Work to do:
Make an exact copy of all the entries, but do not reproduce the pictures.

+++ Records shown +++

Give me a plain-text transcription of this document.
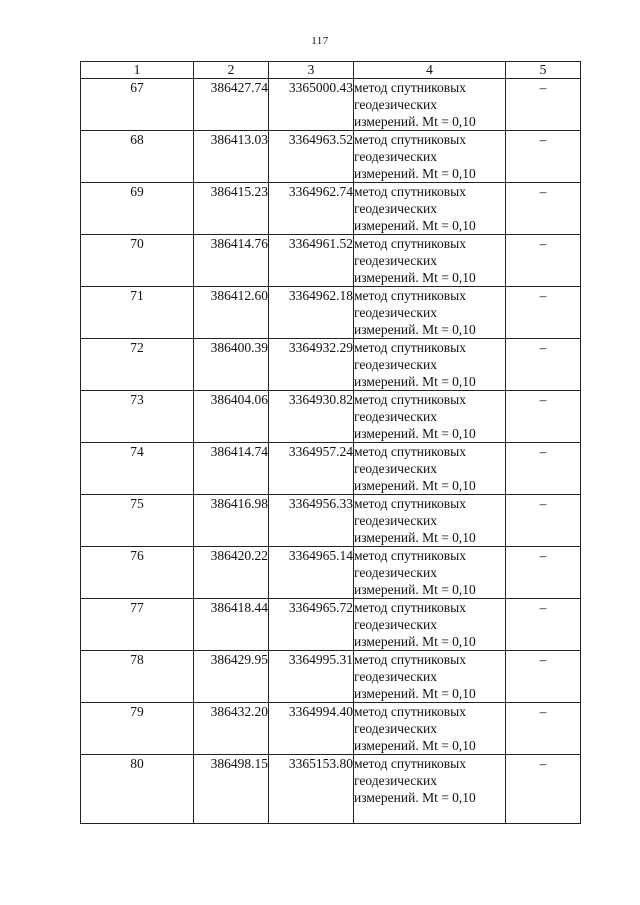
117
1	2	3	4	5
67	386427.74	3365000.43	метод спутниковых
геодезических
измерений. Mt = 0,10	–
68	386413.03	3364963.52	метод спутниковых
геодезических
измерений. Mt = 0,10	–
69	386415.23	3364962.74	метод спутниковых
геодезических
измерений. Mt = 0,10	–
70	386414.76	3364961.52	метод спутниковых
геодезических
измерений. Mt = 0,10	–
71	386412.60	3364962.18	метод спутниковых
геодезических
измерений. Mt = 0,10	–
72	386400.39	3364932.29	метод спутниковых
геодезических
измерений. Mt = 0,10	–
73	386404.06	3364930.82	метод спутниковых
геодезических
измерений. Mt = 0,10	–
74	386414.74	3364957.24	метод спутниковых
геодезических
измерений. Mt = 0,10	–
75	386416.98	3364956.33	метод спутниковых
геодезических
измерений. Mt = 0,10	–
76	386420.22	3364965.14	метод спутниковых
геодезических
измерений. Mt = 0,10	–
77	386418.44	3364965.72	метод спутниковых
геодезических
измерений. Mt = 0,10	–
78	386429.95	3364995.31	метод спутниковых
геодезических
измерений. Mt = 0,10	–
79	386432.20	3364994.40	метод спутниковых
геодезических
измерений. Mt = 0,10	–
80	386498.15	3365153.80	метод спутниковых
геодезических
измерений. Mt = 0,10	–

+++

Result:
Give me a plain-text transcription of this document.
117
1	2	3	4	5
67	386427.74	3365000.43	метод спутниковых
геодезических
измерений. Mt = 0,10	–
68	386413.03	3364963.52	метод спутниковых
геодезических
измерений. Mt = 0,10	–
69	386415.23	3364962.74	метод спутниковых
геодезических
измерений. Mt = 0,10	–
70	386414.76	3364961.52	метод спутниковых
геодезических
измерений. Mt = 0,10	–
71	386412.60	3364962.18	метод спутниковых
геодезических
измерений. Mt = 0,10	–
72	386400.39	3364932.29	метод спутниковых
геодезических
измерений. Mt = 0,10	–
73	386404.06	3364930.82	метод спутниковых
геодезических
измерений. Mt = 0,10	–
74	386414.74	3364957.24	метод спутниковых
геодезических
измерений. Mt = 0,10	–
75	386416.98	3364956.33	метод спутниковых
геодезических
измерений. Mt = 0,10	–
76	386420.22	3364965.14	метод спутниковых
геодезических
измерений. Mt = 0,10	–
77	386418.44	3364965.72	метод спутниковых
геодезических
измерений. Mt = 0,10	–
78	386429.95	3364995.31	метод спутниковых
геодезических
измерений. Mt = 0,10	–
79	386432.20	3364994.40	метод спутниковых
геодезических
измерений. Mt = 0,10	–
80	386498.15	3365153.80	метод спутниковых
геодезических
измерений. Mt = 0,10	–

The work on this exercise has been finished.